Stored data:
########################################

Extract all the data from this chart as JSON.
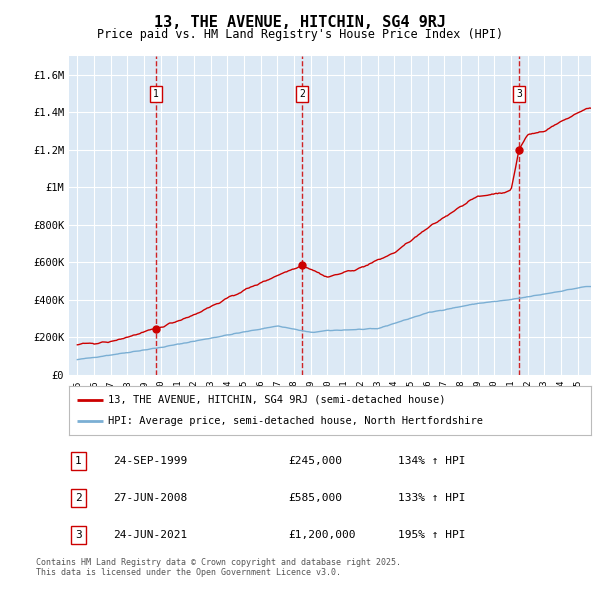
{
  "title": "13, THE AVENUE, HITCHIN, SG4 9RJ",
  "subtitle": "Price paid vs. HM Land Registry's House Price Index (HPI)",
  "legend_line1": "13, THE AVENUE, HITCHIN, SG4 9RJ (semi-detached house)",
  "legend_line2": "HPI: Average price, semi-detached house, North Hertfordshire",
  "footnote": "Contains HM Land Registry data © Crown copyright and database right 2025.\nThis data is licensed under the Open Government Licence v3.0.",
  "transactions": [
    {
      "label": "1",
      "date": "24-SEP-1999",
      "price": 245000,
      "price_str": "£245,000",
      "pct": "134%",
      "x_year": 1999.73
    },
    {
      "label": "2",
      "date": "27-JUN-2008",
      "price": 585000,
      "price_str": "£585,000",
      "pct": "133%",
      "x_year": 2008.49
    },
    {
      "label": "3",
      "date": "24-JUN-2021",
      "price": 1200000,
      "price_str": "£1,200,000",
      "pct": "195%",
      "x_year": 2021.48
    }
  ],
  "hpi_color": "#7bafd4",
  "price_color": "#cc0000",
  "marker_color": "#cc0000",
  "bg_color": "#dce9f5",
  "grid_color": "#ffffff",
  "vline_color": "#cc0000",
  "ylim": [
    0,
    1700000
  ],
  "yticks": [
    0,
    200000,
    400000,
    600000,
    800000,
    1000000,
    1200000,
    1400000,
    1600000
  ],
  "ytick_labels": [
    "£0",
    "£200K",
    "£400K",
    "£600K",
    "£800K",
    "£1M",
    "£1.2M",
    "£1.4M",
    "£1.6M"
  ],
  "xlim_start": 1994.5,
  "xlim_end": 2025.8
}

########################################

** Required task **
Copy all the entries word for word. Omit any pictures.

** Task result **
Extract all the data from this chart as JSON.
{
  "title": "13, THE AVENUE, HITCHIN, SG4 9RJ",
  "subtitle": "Price paid vs. HM Land Registry's House Price Index (HPI)",
  "legend_line1": "13, THE AVENUE, HITCHIN, SG4 9RJ (semi-detached house)",
  "legend_line2": "HPI: Average price, semi-detached house, North Hertfordshire",
  "footnote": "Contains HM Land Registry data © Crown copyright and database right 2025.\nThis data is licensed under the Open Government Licence v3.0.",
  "transactions": [
    {
      "label": "1",
      "date": "24-SEP-1999",
      "price": 245000,
      "price_str": "£245,000",
      "pct": "134%",
      "x_year": 1999.73
    },
    {
      "label": "2",
      "date": "27-JUN-2008",
      "price": 585000,
      "price_str": "£585,000",
      "pct": "133%",
      "x_year": 2008.49
    },
    {
      "label": "3",
      "date": "24-JUN-2021",
      "price": 1200000,
      "price_str": "£1,200,000",
      "pct": "195%",
      "x_year": 2021.48
    }
  ],
  "hpi_color": "#7bafd4",
  "price_color": "#cc0000",
  "marker_color": "#cc0000",
  "bg_color": "#dce9f5",
  "grid_color": "#ffffff",
  "vline_color": "#cc0000",
  "ylim": [
    0,
    1700000
  ],
  "yticks": [
    0,
    200000,
    400000,
    600000,
    800000,
    1000000,
    1200000,
    1400000,
    1600000
  ],
  "ytick_labels": [
    "£0",
    "£200K",
    "£400K",
    "£600K",
    "£800K",
    "£1M",
    "£1.2M",
    "£1.4M",
    "£1.6M"
  ],
  "xlim_start": 1994.5,
  "xlim_end": 2025.8
}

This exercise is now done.